* begin *

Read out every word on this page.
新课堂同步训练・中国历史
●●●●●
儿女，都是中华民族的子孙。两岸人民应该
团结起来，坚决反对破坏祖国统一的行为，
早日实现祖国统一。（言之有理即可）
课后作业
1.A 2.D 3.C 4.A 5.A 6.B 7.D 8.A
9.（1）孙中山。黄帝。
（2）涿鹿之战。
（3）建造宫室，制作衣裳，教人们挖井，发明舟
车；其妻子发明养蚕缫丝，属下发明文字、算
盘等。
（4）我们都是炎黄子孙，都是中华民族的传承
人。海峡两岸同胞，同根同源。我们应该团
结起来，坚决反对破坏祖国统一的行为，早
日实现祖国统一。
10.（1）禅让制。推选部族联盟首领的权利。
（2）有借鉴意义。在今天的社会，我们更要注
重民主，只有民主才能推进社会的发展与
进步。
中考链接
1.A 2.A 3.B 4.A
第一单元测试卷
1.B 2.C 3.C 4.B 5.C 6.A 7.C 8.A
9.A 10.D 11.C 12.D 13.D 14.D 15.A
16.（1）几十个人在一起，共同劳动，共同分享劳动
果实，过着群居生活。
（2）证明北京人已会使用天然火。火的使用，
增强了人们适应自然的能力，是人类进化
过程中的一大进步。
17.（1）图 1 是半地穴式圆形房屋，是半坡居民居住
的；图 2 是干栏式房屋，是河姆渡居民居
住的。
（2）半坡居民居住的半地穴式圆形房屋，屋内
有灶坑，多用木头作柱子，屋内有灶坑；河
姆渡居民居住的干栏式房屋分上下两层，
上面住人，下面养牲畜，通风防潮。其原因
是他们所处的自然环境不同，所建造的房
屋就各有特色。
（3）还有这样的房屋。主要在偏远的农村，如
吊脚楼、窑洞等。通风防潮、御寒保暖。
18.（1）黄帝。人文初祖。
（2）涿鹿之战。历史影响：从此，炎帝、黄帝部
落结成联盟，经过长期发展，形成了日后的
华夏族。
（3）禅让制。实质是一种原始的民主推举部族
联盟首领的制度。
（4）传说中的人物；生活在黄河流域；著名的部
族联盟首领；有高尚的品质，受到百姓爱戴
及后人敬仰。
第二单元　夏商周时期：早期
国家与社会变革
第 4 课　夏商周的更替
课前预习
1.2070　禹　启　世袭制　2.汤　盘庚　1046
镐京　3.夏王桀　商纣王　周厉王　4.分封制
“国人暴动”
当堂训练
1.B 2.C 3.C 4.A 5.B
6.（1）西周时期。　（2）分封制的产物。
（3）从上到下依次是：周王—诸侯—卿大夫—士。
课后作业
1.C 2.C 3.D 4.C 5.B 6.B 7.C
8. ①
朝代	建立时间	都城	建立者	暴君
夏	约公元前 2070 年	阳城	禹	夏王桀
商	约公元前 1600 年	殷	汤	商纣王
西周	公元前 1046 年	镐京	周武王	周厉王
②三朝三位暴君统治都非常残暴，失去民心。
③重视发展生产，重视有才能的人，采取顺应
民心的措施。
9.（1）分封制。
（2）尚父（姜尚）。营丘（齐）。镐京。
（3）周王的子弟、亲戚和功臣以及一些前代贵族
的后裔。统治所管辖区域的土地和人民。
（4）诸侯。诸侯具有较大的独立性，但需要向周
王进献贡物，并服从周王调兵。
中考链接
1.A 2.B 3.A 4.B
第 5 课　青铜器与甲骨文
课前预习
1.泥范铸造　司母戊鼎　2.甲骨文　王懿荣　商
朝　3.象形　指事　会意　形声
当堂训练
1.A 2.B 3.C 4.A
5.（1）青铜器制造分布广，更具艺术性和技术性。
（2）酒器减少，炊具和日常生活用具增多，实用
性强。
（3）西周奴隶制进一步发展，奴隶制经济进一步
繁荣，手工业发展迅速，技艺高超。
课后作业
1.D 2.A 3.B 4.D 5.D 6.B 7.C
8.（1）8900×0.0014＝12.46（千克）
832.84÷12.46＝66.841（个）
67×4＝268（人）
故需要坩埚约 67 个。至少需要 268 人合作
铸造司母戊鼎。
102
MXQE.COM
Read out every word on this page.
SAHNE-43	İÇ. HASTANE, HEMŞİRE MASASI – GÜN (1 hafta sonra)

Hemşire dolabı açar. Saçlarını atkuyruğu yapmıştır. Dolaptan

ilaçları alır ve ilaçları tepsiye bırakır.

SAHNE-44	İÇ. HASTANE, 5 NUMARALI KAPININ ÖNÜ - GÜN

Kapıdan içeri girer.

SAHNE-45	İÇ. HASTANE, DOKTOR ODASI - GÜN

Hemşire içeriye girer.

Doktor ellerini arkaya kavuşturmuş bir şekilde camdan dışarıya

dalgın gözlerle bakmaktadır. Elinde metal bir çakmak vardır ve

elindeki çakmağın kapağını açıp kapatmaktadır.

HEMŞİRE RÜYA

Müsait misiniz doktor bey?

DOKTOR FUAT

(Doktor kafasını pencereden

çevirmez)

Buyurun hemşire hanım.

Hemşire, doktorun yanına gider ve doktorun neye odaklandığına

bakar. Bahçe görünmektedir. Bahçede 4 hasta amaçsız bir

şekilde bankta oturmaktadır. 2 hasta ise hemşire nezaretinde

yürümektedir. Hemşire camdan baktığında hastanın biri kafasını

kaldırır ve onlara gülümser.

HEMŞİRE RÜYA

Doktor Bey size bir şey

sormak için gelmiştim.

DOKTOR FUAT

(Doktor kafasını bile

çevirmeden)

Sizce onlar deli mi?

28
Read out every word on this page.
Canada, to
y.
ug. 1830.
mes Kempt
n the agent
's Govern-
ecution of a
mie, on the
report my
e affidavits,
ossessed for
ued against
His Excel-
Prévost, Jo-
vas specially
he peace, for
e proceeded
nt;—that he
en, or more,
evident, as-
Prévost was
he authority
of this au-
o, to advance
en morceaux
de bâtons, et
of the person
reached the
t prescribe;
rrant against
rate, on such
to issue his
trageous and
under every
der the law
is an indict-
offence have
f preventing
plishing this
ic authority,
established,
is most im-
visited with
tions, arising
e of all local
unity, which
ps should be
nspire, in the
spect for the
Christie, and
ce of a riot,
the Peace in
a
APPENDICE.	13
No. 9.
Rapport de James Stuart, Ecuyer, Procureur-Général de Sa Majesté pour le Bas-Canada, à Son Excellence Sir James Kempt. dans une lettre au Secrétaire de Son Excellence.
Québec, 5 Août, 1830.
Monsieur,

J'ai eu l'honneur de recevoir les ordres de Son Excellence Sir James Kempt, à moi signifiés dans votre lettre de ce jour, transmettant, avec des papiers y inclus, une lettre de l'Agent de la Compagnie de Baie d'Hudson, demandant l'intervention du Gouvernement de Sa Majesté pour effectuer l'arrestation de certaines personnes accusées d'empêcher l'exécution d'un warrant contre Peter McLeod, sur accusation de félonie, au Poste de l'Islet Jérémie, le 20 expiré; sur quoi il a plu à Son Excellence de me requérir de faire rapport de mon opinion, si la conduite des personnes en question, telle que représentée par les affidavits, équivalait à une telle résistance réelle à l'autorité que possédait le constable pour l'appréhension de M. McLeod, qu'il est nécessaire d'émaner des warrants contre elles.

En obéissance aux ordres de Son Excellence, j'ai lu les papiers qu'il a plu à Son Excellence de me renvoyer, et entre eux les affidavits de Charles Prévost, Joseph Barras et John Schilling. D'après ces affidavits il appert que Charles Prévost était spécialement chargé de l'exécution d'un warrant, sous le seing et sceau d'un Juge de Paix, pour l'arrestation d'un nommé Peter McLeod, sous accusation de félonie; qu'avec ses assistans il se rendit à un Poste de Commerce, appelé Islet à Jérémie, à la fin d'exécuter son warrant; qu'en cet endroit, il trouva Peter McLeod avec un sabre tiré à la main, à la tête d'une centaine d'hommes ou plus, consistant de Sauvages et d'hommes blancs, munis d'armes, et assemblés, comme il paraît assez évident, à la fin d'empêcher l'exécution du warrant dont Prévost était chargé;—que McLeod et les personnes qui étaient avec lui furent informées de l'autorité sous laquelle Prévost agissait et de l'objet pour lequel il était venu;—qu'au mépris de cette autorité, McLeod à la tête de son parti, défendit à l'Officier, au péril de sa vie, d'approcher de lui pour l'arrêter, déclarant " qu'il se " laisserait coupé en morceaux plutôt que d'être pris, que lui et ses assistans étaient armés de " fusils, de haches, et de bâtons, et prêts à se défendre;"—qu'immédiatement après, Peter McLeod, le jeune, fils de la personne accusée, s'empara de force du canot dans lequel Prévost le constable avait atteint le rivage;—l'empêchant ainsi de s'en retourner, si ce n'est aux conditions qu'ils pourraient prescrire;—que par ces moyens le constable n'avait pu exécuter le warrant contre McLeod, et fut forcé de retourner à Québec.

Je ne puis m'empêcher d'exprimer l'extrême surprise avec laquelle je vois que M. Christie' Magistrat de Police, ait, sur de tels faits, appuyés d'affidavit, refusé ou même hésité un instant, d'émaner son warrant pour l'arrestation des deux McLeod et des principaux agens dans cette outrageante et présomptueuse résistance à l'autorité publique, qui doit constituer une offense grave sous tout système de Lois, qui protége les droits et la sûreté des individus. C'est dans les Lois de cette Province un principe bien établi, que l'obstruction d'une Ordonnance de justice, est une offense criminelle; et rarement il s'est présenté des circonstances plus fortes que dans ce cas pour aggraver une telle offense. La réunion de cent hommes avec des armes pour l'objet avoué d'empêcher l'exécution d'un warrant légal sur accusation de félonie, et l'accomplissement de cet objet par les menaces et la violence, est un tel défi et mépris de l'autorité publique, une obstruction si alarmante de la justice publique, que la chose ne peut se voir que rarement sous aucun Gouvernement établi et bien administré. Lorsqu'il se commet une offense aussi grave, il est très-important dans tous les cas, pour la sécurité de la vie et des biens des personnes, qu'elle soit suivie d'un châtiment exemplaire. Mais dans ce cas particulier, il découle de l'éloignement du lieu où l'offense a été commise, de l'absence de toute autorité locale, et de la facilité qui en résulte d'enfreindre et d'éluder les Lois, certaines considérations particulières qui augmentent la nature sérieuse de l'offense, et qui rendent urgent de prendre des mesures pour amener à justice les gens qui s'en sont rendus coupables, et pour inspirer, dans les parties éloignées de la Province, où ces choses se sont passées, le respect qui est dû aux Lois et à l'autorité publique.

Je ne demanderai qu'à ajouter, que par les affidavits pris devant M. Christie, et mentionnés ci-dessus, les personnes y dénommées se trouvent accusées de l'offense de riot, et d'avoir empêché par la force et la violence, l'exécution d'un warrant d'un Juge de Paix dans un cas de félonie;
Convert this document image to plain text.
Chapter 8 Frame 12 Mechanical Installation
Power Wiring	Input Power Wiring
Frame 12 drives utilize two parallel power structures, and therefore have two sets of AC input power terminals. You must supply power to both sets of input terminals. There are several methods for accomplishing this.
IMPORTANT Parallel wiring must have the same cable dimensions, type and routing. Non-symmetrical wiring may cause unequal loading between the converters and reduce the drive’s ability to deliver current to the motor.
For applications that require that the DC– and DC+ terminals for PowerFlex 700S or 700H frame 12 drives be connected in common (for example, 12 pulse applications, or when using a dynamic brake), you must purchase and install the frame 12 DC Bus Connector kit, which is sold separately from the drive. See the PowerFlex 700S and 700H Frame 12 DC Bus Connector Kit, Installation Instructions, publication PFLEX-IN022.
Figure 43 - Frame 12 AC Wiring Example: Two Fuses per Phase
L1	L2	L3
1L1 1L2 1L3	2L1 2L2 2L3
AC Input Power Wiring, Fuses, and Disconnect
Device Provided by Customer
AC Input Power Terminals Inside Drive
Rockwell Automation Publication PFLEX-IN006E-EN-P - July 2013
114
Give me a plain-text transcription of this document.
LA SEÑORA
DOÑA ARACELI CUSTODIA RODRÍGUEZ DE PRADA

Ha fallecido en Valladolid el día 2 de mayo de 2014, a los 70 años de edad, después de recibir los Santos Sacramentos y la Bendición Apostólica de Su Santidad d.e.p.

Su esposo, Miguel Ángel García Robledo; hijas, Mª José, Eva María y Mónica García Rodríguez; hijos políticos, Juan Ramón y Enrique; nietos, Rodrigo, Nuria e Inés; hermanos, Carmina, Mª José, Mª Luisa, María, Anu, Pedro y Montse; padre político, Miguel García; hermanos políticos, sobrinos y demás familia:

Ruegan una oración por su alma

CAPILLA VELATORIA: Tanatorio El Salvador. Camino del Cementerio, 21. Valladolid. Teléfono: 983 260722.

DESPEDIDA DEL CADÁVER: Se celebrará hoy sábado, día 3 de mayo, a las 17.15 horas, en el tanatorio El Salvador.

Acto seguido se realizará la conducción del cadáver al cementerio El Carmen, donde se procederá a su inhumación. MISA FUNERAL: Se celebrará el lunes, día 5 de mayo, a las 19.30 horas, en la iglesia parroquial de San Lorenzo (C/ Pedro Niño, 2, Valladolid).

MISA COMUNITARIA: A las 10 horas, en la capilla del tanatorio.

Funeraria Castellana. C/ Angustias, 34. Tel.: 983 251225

* end *

* _DO THIS_:
Every line from the line containing "Give me a plain-text" to the last line of the material above must be repeated exactly, and no other line.

* _REPLY TO THE TASK_:
Give me a plain-text transcription of this document.
LA SEÑORA
DOÑA ARACELI CUSTODIA RODRÍGUEZ DE PRADA

Ha fallecido en Valladolid el día 2 de mayo de 2014, a los 70 años de edad, después de recibir los Santos Sacramentos y la Bendición Apostólica de Su Santidad d.e.p.

Su esposo, Miguel Ángel García Robledo; hijas, Mª José, Eva María y Mónica García Rodríguez; hijos políticos, Juan Ramón y Enrique; nietos, Rodrigo, Nuria e Inés; hermanos, Carmina, Mª José, Mª Luisa, María, Anu, Pedro y Montse; padre político, Miguel García; hermanos políticos, sobrinos y demás familia:

Ruegan una oración por su alma

CAPILLA VELATORIA: Tanatorio El Salvador. Camino del Cementerio, 21. Valladolid. Teléfono: 983 260722.

DESPEDIDA DEL CADÁVER: Se celebrará hoy sábado, día 3 de mayo, a las 17.15 horas, en el tanatorio El Salvador.

Acto seguido se realizará la conducción del cadáver al cementerio El Carmen, donde se procederá a su inhumación. MISA FUNERAL: Se celebrará el lunes, día 5 de mayo, a las 19.30 horas, en la iglesia parroquial de San Lorenzo (C/ Pedro Niño, 2, Valladolid).

MISA COMUNITARIA: A las 10 horas, en la capilla del tanatorio.

Funeraria Castellana. C/ Angustias, 34. Tel.: 983 251225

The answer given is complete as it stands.